_Task to carry out_.
Write out the whole listing again, exactly as given.

>> begin Record extracts

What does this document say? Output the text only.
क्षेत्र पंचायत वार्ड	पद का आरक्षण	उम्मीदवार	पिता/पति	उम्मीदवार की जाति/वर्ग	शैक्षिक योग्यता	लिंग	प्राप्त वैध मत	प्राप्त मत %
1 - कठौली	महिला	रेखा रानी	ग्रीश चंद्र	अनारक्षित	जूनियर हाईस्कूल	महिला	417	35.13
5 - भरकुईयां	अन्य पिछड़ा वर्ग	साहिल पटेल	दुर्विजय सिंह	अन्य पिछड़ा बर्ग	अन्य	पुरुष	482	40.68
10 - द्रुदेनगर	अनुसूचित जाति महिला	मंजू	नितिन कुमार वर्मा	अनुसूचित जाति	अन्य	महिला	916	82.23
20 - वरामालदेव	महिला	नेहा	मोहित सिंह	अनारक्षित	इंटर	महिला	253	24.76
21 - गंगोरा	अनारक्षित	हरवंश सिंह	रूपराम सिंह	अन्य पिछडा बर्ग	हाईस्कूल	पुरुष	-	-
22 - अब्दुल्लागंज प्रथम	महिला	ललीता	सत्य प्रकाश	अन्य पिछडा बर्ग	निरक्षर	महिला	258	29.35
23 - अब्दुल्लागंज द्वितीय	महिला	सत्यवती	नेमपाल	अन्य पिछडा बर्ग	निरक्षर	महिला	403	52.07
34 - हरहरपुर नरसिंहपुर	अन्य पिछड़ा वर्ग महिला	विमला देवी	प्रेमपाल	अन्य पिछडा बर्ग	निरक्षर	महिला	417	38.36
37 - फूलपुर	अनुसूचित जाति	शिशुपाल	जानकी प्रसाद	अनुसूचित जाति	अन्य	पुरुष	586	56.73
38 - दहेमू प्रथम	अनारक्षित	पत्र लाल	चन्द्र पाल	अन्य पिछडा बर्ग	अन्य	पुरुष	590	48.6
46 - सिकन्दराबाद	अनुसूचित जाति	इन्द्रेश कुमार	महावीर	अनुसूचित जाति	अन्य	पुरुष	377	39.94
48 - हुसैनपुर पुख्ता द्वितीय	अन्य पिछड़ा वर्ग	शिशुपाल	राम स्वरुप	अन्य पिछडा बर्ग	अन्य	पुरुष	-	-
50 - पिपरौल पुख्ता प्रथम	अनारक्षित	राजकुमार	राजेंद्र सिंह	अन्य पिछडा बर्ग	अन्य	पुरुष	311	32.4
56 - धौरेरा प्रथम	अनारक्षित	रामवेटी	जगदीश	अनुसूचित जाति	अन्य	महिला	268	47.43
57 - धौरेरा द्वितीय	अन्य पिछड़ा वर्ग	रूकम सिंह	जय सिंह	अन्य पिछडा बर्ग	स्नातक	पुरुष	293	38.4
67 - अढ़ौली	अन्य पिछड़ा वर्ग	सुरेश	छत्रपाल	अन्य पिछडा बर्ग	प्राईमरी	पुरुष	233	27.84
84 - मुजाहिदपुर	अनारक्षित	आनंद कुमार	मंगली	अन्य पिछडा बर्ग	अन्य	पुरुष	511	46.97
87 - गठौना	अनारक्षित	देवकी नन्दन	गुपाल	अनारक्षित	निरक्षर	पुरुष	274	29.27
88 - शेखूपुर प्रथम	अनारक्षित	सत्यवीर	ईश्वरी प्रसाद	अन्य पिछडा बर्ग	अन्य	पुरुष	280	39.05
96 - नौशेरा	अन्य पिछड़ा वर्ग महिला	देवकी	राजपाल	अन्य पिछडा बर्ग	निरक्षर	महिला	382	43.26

>> end Record extracts

_Complete response_.
What does this document say? Output the text only.
क्षेत्र पंचायत वार्ड	पद का आरक्षण	उम्मीदवार	पिता/पति	उम्मीदवार की जाति/वर्ग	शैक्षिक योग्यता	लिंग	प्राप्त वैध मत	प्राप्त मत %
1 - कठौली	महिला	रेखा रानी	ग्रीश चंद्र	अनारक्षित	जूनियर हाईस्कूल	महिला	417	35.13
5 - भरकुईयां	अन्य पिछड़ा वर्ग	साहिल पटेल	दुर्विजय सिंह	अन्य पिछड़ा बर्ग	अन्य	पुरुष	482	40.68
10 - द्रुदेनगर	अनुसूचित जाति महिला	मंजू	नितिन कुमार वर्मा	अनुसूचित जाति	अन्य	महिला	916	82.23
20 - वरामालदेव	महिला	नेहा	मोहित सिंह	अनारक्षित	इंटर	महिला	253	24.76
21 - गंगोरा	अनारक्षित	हरवंश सिंह	रूपराम सिंह	अन्य पिछडा बर्ग	हाईस्कूल	पुरुष	-	-
22 - अब्दुल्लागंज प्रथम	महिला	ललीता	सत्य प्रकाश	अन्य पिछडा बर्ग	निरक्षर	महिला	258	29.35
23 - अब्दुल्लागंज द्वितीय	महिला	सत्यवती	नेमपाल	अन्य पिछडा बर्ग	निरक्षर	महिला	403	52.07
34 - हरहरपुर नरसिंहपुर	अन्य पिछड़ा वर्ग महिला	विमला देवी	प्रेमपाल	अन्य पिछडा बर्ग	निरक्षर	महिला	417	38.36
37 - फूलपुर	अनुसूचित जाति	शिशुपाल	जानकी प्रसाद	अनुसूचित जाति	अन्य	पुरुष	586	56.73
38 - दहेमू प्रथम	अनारक्षित	पत्र लाल	चन्द्र पाल	अन्य पिछडा बर्ग	अन्य	पुरुष	590	48.6
46 - सिकन्दराबाद	अनुसूचित जाति	इन्द्रेश कुमार	महावीर	अनुसूचित जाति	अन्य	पुरुष	377	39.94
48 - हुसैनपुर पुख्ता द्वितीय	अन्य पिछड़ा वर्ग	शिशुपाल	राम स्वरुप	अन्य पिछडा बर्ग	अन्य	पुरुष	-	-
50 - पिपरौल पुख्ता प्रथम	अनारक्षित	राजकुमार	राजेंद्र सिंह	अन्य पिछडा बर्ग	अन्य	पुरुष	311	32.4
56 - धौरेरा प्रथम	अनारक्षित	रामवेटी	जगदीश	अनुसूचित जाति	अन्य	महिला	268	47.43
57 - धौरेरा द्वितीय	अन्य पिछड़ा वर्ग	रूकम सिंह	जय सिंह	अन्य पिछडा बर्ग	स्नातक	पुरुष	293	38.4
67 - अढ़ौली	अन्य पिछड़ा वर्ग	सुरेश	छत्रपाल	अन्य पिछडा बर्ग	प्राईमरी	पुरुष	233	27.84
84 - मुजाहिदपुर	अनारक्षित	आनंद कुमार	मंगली	अन्य पिछडा बर्ग	अन्य	पुरुष	511	46.97
87 - गठौना	अनारक्षित	देवकी नन्दन	गुपाल	अनारक्षित	निरक्षर	पुरुष	274	29.27
88 - शेखूपुर प्रथम	अनारक्षित	सत्यवीर	ईश्वरी प्रसाद	अन्य पिछडा बर्ग	अन्य	पुरुष	280	39.05
96 - नौशेरा	अन्य पिछड़ा वर्ग महिला	देवकी	राजपाल	अन्य पिछडा बर्ग	निरक्षर	महिला	382	43.26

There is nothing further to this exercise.